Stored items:
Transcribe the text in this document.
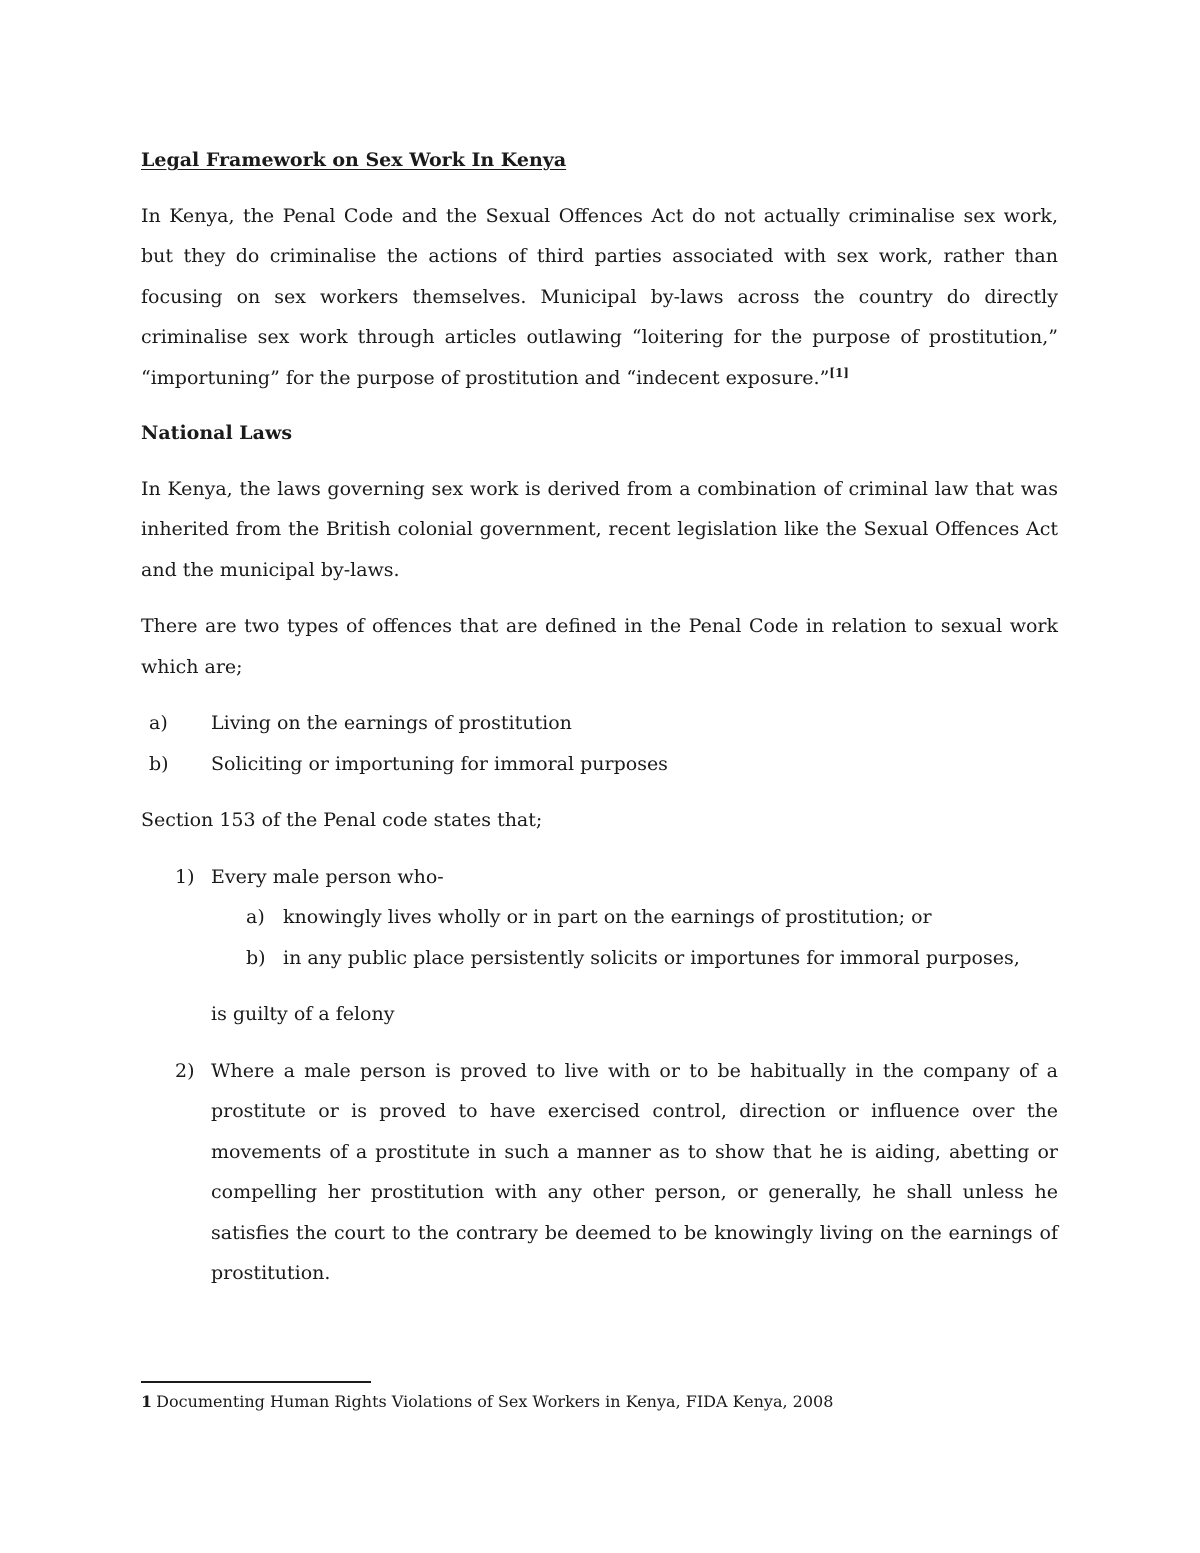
Legal Framework on Sex Work In Kenya

In Kenya, the Penal Code and the Sexual Offences Act do not actually criminalise sex work, but they do criminalise the actions of third parties associated with sex work, rather than focusing on sex workers themselves. Municipal by-laws across the country do directly criminalise sex work through articles outlawing “loitering for the purpose of prostitution,” “importuning” for the purpose of prostitution and “indecent exposure.”[1]

National Laws

In Kenya, the laws governing sex work is derived from a combination of criminal law that was inherited from the British colonial government, recent legislation like the Sexual Offences Act and the municipal by-laws.

There are two types of offences that are defined in the Penal Code in relation to sexual work which are;

a) Living on the earnings of prostitution
b) Soliciting or importuning for immoral purposes

Section 153 of the Penal code states that;

1) Every male person who-
a) knowingly lives wholly or in part on the earnings of prostitution; or
b) in any public place persistently solicits or importunes for immoral purposes,

is guilty of a felony

2) Where a male person is proved to live with or to be habitually in the company of a prostitute or is proved to have exercised control, direction or influence over the movements of a prostitute in such a manner as to show that he is aiding, abetting or compelling her prostitution with any other person, or generally, he shall unless he satisfies the court to the contrary be deemed to be knowingly living on the earnings of prostitution.
1 Documenting Human Rights Violations of Sex Workers in Kenya, FIDA Kenya, 2008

GOAL: Print the entries above exactly, taking out only the pictures.

EXERCISE ANSWER:
Transcribe the text in this document.
Legal Framework on Sex Work In Kenya

In Kenya, the Penal Code and the Sexual Offences Act do not actually criminalise sex work, but they do criminalise the actions of third parties associated with sex work, rather than focusing on sex workers themselves. Municipal by-laws across the country do directly criminalise sex work through articles outlawing “loitering for the purpose of prostitution,” “importuning” for the purpose of prostitution and “indecent exposure.”[1]

National Laws

In Kenya, the laws governing sex work is derived from a combination of criminal law that was inherited from the British colonial government, recent legislation like the Sexual Offences Act and the municipal by-laws.

There are two types of offences that are defined in the Penal Code in relation to sexual work which are;

a) Living on the earnings of prostitution
b) Soliciting or importuning for immoral purposes

Section 153 of the Penal code states that;

1) Every male person who-
a) knowingly lives wholly or in part on the earnings of prostitution; or
b) in any public place persistently solicits or importunes for immoral purposes,

is guilty of a felony

2) Where a male person is proved to live with or to be habitually in the company of a prostitute or is proved to have exercised control, direction or influence over the movements of a prostitute in such a manner as to show that he is aiding, abetting or compelling her prostitution with any other person, or generally, he shall unless he satisfies the court to the contrary be deemed to be knowingly living on the earnings of prostitution.
1 Documenting Human Rights Violations of Sex Workers in Kenya, FIDA Kenya, 2008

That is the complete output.